# EXERCISE INSTRUCTIONS
Reproduce each line exactly.
START INPUT DATA
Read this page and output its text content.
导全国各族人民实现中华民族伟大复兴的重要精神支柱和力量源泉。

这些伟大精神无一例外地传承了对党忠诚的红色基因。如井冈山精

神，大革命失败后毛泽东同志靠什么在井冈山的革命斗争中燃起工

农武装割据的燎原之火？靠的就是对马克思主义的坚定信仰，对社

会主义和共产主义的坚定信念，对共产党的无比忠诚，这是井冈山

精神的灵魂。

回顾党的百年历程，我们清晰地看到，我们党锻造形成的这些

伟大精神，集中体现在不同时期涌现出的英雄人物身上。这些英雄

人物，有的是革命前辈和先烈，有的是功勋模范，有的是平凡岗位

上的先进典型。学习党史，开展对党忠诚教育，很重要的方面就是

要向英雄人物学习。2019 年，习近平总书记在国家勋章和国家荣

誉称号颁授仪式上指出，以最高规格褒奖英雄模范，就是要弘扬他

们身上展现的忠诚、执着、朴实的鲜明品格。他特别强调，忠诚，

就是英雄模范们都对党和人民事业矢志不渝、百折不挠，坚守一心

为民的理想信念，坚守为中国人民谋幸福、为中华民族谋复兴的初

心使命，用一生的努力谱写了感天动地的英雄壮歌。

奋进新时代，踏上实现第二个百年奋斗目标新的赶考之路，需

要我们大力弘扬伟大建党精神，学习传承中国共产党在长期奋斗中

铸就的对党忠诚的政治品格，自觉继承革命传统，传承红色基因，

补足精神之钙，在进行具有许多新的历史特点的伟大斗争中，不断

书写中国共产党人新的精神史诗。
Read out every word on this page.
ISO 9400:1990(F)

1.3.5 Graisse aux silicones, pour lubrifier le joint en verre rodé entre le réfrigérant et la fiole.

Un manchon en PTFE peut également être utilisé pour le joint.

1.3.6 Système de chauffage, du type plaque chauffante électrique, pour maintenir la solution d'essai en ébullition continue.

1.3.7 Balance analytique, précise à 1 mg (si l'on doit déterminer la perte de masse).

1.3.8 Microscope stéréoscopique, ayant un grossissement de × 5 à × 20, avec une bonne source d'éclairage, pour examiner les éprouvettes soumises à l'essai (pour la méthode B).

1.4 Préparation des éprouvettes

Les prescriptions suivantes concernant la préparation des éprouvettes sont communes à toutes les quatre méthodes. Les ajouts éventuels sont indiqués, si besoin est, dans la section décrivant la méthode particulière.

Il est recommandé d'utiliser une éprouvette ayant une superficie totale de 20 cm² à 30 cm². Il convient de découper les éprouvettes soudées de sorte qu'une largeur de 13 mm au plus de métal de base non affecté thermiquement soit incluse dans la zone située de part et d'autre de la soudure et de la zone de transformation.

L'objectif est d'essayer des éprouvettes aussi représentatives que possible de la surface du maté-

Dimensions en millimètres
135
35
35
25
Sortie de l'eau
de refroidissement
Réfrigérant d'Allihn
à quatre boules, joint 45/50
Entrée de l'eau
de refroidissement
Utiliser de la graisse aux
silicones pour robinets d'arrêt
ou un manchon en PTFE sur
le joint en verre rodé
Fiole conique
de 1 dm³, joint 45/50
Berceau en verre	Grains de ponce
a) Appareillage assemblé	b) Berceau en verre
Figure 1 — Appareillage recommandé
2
END INPUT DATA
# RESULT BELOW
Read this page and output its text content.
导全国各族人民实现中华民族伟大复兴的重要精神支柱和力量源泉。

这些伟大精神无一例外地传承了对党忠诚的红色基因。如井冈山精

神，大革命失败后毛泽东同志靠什么在井冈山的革命斗争中燃起工

农武装割据的燎原之火？靠的就是对马克思主义的坚定信仰，对社

会主义和共产主义的坚定信念，对共产党的无比忠诚，这是井冈山

精神的灵魂。

回顾党的百年历程，我们清晰地看到，我们党锻造形成的这些

伟大精神，集中体现在不同时期涌现出的英雄人物身上。这些英雄

人物，有的是革命前辈和先烈，有的是功勋模范，有的是平凡岗位

上的先进典型。学习党史，开展对党忠诚教育，很重要的方面就是

要向英雄人物学习。2019 年，习近平总书记在国家勋章和国家荣

誉称号颁授仪式上指出，以最高规格褒奖英雄模范，就是要弘扬他

们身上展现的忠诚、执着、朴实的鲜明品格。他特别强调，忠诚，

就是英雄模范们都对党和人民事业矢志不渝、百折不挠，坚守一心

为民的理想信念，坚守为中国人民谋幸福、为中华民族谋复兴的初

心使命，用一生的努力谱写了感天动地的英雄壮歌。

奋进新时代，踏上实现第二个百年奋斗目标新的赶考之路，需

要我们大力弘扬伟大建党精神，学习传承中国共产党在长期奋斗中

铸就的对党忠诚的政治品格，自觉继承革命传统，传承红色基因，

补足精神之钙，在进行具有许多新的历史特点的伟大斗争中，不断

书写中国共产党人新的精神史诗。
Read out every word on this page.
ISO 9400:1990(F)

1.3.5 Graisse aux silicones, pour lubrifier le joint en verre rodé entre le réfrigérant et la fiole.

Un manchon en PTFE peut également être utilisé pour le joint.

1.3.6 Système de chauffage, du type plaque chauffante électrique, pour maintenir la solution d'essai en ébullition continue.

1.3.7 Balance analytique, précise à 1 mg (si l'on doit déterminer la perte de masse).

1.3.8 Microscope stéréoscopique, ayant un grossissement de × 5 à × 20, avec une bonne source d'éclairage, pour examiner les éprouvettes soumises à l'essai (pour la méthode B).

1.4 Préparation des éprouvettes

Les prescriptions suivantes concernant la préparation des éprouvettes sont communes à toutes les quatre méthodes. Les ajouts éventuels sont indiqués, si besoin est, dans la section décrivant la méthode particulière.

Il est recommandé d'utiliser une éprouvette ayant une superficie totale de 20 cm² à 30 cm². Il convient de découper les éprouvettes soudées de sorte qu'une largeur de 13 mm au plus de métal de base non affecté thermiquement soit incluse dans la zone située de part et d'autre de la soudure et de la zone de transformation.

L'objectif est d'essayer des éprouvettes aussi représentatives que possible de la surface du maté-

Dimensions en millimètres
135
35
35
25
Sortie de l'eau
de refroidissement
Réfrigérant d'Allihn
à quatre boules, joint 45/50
Entrée de l'eau
de refroidissement
Utiliser de la graisse aux
silicones pour robinets d'arrêt
ou un manchon en PTFE sur
le joint en verre rodé
Fiole conique
de 1 dm³, joint 45/50
Berceau en verre	Grains de ponce
a) Appareillage assemblé	b) Berceau en verre
Figure 1 — Appareillage recommandé
2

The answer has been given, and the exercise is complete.